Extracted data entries

— begin —

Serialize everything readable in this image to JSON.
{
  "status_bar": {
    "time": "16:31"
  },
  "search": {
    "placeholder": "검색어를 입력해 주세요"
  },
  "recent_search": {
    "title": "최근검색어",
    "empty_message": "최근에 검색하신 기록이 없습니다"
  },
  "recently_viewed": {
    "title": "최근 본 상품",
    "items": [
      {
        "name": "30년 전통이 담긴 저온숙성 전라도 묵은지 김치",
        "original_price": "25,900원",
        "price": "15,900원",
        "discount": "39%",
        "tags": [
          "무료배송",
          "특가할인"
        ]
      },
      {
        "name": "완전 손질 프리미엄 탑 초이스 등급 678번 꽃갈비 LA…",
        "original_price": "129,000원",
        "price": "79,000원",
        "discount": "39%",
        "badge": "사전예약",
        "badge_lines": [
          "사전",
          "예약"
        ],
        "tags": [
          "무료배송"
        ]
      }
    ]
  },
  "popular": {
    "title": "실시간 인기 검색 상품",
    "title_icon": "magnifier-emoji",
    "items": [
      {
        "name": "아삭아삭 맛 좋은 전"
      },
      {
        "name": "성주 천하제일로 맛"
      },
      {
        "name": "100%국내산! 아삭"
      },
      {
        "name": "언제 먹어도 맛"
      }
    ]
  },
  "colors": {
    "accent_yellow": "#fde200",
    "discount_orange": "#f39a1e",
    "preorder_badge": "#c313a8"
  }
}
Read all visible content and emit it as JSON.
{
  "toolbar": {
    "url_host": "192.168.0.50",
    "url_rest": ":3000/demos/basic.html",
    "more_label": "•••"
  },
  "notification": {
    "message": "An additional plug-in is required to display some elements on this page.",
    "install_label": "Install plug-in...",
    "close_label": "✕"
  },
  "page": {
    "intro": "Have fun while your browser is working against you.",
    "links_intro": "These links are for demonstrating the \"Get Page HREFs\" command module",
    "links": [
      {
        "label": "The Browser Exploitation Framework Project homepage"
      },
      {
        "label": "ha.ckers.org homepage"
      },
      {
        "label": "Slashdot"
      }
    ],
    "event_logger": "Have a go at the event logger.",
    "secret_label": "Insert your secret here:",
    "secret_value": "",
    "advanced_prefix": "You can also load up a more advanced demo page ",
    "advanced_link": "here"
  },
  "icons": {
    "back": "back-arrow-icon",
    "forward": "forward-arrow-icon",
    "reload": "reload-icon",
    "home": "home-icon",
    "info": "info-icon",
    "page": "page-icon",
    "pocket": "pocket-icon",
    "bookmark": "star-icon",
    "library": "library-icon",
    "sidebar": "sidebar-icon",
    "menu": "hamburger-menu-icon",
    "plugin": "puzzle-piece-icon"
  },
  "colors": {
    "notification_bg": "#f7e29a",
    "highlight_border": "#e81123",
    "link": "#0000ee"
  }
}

— end —

> Directive
Repeat each of the entries above precisely as given.

> The output
Serialize everything readable in this image to JSON.
{
  "status_bar": {
    "time": "16:31"
  },
  "search": {
    "placeholder": "검색어를 입력해 주세요"
  },
  "recent_search": {
    "title": "최근검색어",
    "empty_message": "최근에 검색하신 기록이 없습니다"
  },
  "recently_viewed": {
    "title": "최근 본 상품",
    "items": [
      {
        "name": "30년 전통이 담긴 저온숙성 전라도 묵은지 김치",
        "original_price": "25,900원",
        "price": "15,900원",
        "discount": "39%",
        "tags": [
          "무료배송",
          "특가할인"
        ]
      },
      {
        "name": "완전 손질 프리미엄 탑 초이스 등급 678번 꽃갈비 LA…",
        "original_price": "129,000원",
        "price": "79,000원",
        "discount": "39%",
        "badge": "사전예약",
        "badge_lines": [
          "사전",
          "예약"
        ],
        "tags": [
          "무료배송"
        ]
      }
    ]
  },
  "popular": {
    "title": "실시간 인기 검색 상품",
    "title_icon": "magnifier-emoji",
    "items": [
      {
        "name": "아삭아삭 맛 좋은 전"
      },
      {
        "name": "성주 천하제일로 맛"
      },
      {
        "name": "100%국내산! 아삭"
      },
      {
        "name": "언제 먹어도 맛"
      }
    ]
  },
  "colors": {
    "accent_yellow": "#fde200",
    "discount_orange": "#f39a1e",
    "preorder_badge": "#c313a8"
  }
}
Read all visible content and emit it as JSON.
{
  "toolbar": {
    "url_host": "192.168.0.50",
    "url_rest": ":3000/demos/basic.html",
    "more_label": "•••"
  },
  "notification": {
    "message": "An additional plug-in is required to display some elements on this page.",
    "install_label": "Install plug-in...",
    "close_label": "✕"
  },
  "page": {
    "intro": "Have fun while your browser is working against you.",
    "links_intro": "These links are for demonstrating the \"Get Page HREFs\" command module",
    "links": [
      {
        "label": "The Browser Exploitation Framework Project homepage"
      },
      {
        "label": "ha.ckers.org homepage"
      },
      {
        "label": "Slashdot"
      }
    ],
    "event_logger": "Have a go at the event logger.",
    "secret_label": "Insert your secret here:",
    "secret_value": "",
    "advanced_prefix": "You can also load up a more advanced demo page ",
    "advanced_link": "here"
  },
  "icons": {
    "back": "back-arrow-icon",
    "forward": "forward-arrow-icon",
    "reload": "reload-icon",
    "home": "home-icon",
    "info": "info-icon",
    "page": "page-icon",
    "pocket": "pocket-icon",
    "bookmark": "star-icon",
    "library": "library-icon",
    "sidebar": "sidebar-icon",
    "menu": "hamburger-menu-icon",
    "plugin": "puzzle-piece-icon"
  },
  "colors": {
    "notification_bg": "#f7e29a",
    "highlight_border": "#e81123",
    "link": "#0000ee"
  }
}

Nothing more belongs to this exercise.